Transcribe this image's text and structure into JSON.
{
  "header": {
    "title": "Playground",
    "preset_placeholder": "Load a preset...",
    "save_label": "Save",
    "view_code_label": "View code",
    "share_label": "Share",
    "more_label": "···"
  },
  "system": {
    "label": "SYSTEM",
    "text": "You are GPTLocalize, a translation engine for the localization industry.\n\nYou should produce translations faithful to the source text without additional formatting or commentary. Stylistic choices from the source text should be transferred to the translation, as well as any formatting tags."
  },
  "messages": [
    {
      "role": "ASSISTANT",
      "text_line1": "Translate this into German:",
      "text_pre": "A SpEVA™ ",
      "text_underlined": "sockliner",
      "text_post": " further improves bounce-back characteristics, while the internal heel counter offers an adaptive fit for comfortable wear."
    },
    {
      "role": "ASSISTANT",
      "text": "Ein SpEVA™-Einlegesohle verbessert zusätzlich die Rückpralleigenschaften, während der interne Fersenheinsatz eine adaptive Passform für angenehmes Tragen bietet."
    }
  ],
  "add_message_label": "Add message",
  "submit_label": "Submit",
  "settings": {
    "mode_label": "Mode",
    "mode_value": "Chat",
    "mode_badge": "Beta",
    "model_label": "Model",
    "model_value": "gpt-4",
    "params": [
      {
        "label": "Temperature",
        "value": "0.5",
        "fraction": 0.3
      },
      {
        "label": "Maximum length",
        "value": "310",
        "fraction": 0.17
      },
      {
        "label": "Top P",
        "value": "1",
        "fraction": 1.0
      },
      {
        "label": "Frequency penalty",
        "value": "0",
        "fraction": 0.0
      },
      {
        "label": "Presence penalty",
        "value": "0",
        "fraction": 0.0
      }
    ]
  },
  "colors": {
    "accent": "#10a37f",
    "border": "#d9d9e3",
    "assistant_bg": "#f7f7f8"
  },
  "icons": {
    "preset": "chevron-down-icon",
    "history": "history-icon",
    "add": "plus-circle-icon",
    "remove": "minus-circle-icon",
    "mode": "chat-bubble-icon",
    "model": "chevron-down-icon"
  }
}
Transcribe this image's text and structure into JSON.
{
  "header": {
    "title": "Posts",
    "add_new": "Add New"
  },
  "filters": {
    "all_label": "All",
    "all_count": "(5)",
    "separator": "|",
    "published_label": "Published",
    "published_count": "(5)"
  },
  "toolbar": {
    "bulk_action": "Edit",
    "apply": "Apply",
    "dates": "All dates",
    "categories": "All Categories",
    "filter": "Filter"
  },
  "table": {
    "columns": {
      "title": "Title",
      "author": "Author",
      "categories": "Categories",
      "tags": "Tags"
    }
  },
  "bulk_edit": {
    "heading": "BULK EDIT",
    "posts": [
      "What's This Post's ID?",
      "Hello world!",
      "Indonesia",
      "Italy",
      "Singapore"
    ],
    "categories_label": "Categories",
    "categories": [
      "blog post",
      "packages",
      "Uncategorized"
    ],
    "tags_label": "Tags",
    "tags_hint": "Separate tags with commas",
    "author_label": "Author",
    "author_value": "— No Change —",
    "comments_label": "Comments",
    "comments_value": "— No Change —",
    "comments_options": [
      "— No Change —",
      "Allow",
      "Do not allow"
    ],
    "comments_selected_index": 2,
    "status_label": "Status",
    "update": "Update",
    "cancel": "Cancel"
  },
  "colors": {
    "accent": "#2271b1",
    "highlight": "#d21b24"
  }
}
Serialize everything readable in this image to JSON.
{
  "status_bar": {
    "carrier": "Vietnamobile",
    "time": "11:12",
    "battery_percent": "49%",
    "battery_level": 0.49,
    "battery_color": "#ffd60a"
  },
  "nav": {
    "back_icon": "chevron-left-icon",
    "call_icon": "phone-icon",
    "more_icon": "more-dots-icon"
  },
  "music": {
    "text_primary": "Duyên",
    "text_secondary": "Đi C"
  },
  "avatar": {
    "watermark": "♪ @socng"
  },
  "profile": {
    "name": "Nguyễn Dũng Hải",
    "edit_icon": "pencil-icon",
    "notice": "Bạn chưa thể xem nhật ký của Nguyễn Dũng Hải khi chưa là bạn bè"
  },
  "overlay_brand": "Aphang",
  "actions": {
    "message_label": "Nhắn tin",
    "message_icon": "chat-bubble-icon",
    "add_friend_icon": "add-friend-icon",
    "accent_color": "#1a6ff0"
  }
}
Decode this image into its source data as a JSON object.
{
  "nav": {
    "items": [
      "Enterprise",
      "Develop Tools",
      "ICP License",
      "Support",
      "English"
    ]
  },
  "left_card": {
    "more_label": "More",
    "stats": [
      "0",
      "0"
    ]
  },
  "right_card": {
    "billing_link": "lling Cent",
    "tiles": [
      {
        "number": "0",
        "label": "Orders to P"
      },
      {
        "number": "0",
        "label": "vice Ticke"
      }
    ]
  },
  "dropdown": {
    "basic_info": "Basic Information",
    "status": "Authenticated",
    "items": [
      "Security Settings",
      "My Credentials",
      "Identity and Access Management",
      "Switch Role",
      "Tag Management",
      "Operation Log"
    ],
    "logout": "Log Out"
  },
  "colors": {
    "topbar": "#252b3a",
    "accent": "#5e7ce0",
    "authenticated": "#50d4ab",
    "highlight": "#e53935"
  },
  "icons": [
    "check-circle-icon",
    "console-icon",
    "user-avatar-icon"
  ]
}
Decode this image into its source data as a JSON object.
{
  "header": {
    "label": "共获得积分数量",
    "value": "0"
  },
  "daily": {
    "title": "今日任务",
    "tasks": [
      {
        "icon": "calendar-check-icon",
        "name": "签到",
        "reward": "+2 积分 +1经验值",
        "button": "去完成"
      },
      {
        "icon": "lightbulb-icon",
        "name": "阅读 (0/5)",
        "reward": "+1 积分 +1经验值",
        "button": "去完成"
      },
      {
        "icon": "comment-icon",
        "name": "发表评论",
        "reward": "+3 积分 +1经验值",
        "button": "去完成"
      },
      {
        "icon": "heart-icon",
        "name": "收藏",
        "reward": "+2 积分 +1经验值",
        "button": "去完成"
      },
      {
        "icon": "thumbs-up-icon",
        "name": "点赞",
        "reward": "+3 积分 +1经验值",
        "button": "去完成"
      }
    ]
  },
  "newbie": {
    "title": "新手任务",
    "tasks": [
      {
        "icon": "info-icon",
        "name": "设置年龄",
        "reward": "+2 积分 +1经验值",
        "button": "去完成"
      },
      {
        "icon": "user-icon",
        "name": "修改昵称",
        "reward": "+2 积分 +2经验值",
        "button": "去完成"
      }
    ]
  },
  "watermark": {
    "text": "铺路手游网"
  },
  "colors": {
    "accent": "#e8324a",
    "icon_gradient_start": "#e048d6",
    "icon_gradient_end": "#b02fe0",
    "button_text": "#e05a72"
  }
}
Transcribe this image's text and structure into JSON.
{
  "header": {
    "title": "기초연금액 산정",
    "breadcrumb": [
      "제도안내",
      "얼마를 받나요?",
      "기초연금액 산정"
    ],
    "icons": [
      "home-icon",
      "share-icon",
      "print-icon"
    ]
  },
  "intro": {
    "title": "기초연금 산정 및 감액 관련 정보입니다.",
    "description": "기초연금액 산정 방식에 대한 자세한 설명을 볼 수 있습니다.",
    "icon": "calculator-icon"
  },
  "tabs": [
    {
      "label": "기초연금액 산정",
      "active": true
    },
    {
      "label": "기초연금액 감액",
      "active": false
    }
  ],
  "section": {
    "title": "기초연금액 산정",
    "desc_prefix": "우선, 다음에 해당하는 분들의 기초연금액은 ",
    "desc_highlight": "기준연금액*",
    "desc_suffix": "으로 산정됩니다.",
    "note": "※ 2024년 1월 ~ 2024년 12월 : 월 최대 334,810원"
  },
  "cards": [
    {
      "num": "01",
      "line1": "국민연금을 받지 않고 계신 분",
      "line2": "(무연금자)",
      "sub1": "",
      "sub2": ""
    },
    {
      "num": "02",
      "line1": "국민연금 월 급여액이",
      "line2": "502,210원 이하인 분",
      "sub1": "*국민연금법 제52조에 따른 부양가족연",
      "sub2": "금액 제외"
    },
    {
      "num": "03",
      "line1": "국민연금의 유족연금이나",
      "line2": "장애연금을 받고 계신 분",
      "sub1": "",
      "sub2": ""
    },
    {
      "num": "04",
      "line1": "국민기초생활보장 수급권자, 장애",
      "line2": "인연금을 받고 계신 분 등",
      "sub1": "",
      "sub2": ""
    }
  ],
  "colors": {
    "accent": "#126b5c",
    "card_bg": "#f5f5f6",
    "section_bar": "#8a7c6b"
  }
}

WHAT IS ASKED:
Go over the entries above and say how many lines hold the string "Nguyễn", with no other text.

OUTPUT:
2